| Given task |
Find and copy lines holding "Решение".

| Items from a dataset |
※
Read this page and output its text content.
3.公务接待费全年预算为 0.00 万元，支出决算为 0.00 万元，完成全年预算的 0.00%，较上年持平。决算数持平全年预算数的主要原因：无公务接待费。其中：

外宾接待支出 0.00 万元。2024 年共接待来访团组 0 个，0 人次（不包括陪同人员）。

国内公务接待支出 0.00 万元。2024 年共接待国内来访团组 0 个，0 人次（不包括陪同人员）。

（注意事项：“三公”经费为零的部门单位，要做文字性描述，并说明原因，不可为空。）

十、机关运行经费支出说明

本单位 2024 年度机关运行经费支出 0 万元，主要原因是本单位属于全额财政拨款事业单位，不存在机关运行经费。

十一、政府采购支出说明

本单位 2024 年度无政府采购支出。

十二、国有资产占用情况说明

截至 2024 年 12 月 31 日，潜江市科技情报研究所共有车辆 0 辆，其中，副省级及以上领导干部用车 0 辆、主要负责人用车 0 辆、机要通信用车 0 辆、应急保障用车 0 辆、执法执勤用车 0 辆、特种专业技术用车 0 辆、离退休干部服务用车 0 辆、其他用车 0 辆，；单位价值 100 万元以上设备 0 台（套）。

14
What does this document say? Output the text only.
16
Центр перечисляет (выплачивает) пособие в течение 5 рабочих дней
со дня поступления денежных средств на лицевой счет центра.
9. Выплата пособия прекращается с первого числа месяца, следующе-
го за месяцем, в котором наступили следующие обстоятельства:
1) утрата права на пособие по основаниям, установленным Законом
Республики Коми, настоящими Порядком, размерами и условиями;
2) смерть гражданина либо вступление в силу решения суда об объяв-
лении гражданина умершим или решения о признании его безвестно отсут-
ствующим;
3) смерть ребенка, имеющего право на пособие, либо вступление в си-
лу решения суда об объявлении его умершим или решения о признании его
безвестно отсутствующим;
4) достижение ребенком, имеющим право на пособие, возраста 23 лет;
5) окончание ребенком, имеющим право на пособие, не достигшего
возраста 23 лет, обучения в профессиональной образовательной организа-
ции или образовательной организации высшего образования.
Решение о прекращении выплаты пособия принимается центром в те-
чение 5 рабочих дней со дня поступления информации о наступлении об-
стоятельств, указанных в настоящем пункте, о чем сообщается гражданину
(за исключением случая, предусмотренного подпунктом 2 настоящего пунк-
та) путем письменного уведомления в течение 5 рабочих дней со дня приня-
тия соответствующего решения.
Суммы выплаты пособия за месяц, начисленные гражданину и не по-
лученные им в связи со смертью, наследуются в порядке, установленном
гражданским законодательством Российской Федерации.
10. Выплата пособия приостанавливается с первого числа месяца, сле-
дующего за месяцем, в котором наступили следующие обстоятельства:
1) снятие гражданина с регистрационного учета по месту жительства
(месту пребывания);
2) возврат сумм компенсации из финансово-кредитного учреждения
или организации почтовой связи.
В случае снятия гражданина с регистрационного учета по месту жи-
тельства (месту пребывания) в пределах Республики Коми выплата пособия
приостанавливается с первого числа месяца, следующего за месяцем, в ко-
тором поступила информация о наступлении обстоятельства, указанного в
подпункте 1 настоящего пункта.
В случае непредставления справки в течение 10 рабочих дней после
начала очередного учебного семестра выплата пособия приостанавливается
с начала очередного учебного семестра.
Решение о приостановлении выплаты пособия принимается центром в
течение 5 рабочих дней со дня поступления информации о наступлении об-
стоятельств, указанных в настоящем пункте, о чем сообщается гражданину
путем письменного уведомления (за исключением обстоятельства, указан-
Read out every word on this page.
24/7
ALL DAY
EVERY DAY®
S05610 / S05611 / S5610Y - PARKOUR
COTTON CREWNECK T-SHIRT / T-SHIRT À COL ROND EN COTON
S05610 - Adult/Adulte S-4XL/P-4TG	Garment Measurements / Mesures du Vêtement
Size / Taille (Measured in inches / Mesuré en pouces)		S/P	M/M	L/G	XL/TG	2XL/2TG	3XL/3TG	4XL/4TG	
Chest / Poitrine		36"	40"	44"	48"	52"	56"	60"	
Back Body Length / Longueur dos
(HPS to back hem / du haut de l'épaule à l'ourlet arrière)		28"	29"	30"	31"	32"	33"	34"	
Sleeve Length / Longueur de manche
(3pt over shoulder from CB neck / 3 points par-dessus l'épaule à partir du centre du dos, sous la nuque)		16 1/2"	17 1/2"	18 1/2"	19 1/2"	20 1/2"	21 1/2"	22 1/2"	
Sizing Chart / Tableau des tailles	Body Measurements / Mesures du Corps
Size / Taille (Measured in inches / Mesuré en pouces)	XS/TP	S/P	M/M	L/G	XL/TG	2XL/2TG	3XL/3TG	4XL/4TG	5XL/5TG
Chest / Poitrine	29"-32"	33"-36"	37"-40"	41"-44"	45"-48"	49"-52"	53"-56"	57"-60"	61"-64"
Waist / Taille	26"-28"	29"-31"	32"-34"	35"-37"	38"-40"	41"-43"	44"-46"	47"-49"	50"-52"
※
| Worked solution |
Решение о прекращении выплаты пособия принимается центром в те-
Решение о приостановлении выплаты пособия принимается центром в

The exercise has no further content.